## WRITTEN EXERCISE
Output all of the entries exactly as written.

(Saved entries)
┌──

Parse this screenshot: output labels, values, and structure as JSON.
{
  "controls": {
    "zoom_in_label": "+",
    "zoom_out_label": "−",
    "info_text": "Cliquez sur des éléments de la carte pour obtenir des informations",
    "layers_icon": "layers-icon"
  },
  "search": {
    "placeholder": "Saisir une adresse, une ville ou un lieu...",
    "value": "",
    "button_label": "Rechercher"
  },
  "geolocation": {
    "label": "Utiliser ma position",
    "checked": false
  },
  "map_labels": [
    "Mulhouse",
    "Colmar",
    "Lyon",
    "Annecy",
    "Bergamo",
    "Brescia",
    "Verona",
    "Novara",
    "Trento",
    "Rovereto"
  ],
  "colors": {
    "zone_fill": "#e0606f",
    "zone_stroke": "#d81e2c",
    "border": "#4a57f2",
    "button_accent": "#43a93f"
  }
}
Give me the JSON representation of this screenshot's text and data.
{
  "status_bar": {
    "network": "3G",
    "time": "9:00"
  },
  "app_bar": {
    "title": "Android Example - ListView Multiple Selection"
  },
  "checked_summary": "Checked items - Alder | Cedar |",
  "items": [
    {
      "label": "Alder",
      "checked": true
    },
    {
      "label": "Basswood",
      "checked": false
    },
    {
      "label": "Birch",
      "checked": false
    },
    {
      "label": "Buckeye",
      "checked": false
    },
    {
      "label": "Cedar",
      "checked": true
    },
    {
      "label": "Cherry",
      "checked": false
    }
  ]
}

└──

## EXERCISE RESULT
Parse this screenshot: output labels, values, and structure as JSON.
{
  "controls": {
    "zoom_in_label": "+",
    "zoom_out_label": "−",
    "info_text": "Cliquez sur des éléments de la carte pour obtenir des informations",
    "layers_icon": "layers-icon"
  },
  "search": {
    "placeholder": "Saisir une adresse, une ville ou un lieu...",
    "value": "",
    "button_label": "Rechercher"
  },
  "geolocation": {
    "label": "Utiliser ma position",
    "checked": false
  },
  "map_labels": [
    "Mulhouse",
    "Colmar",
    "Lyon",
    "Annecy",
    "Bergamo",
    "Brescia",
    "Verona",
    "Novara",
    "Trento",
    "Rovereto"
  ],
  "colors": {
    "zone_fill": "#e0606f",
    "zone_stroke": "#d81e2c",
    "border": "#4a57f2",
    "button_accent": "#43a93f"
  }
}
Give me the JSON representation of this screenshot's text and data.
{
  "status_bar": {
    "network": "3G",
    "time": "9:00"
  },
  "app_bar": {
    "title": "Android Example - ListView Multiple Selection"
  },
  "checked_summary": "Checked items - Alder | Cedar |",
  "items": [
    {
      "label": "Alder",
      "checked": true
    },
    {
      "label": "Basswood",
      "checked": false
    },
    {
      "label": "Birch",
      "checked": false
    },
    {
      "label": "Buckeye",
      "checked": false
    },
    {
      "label": "Cedar",
      "checked": true
    },
    {
      "label": "Cherry",
      "checked": false
    }
  ]
}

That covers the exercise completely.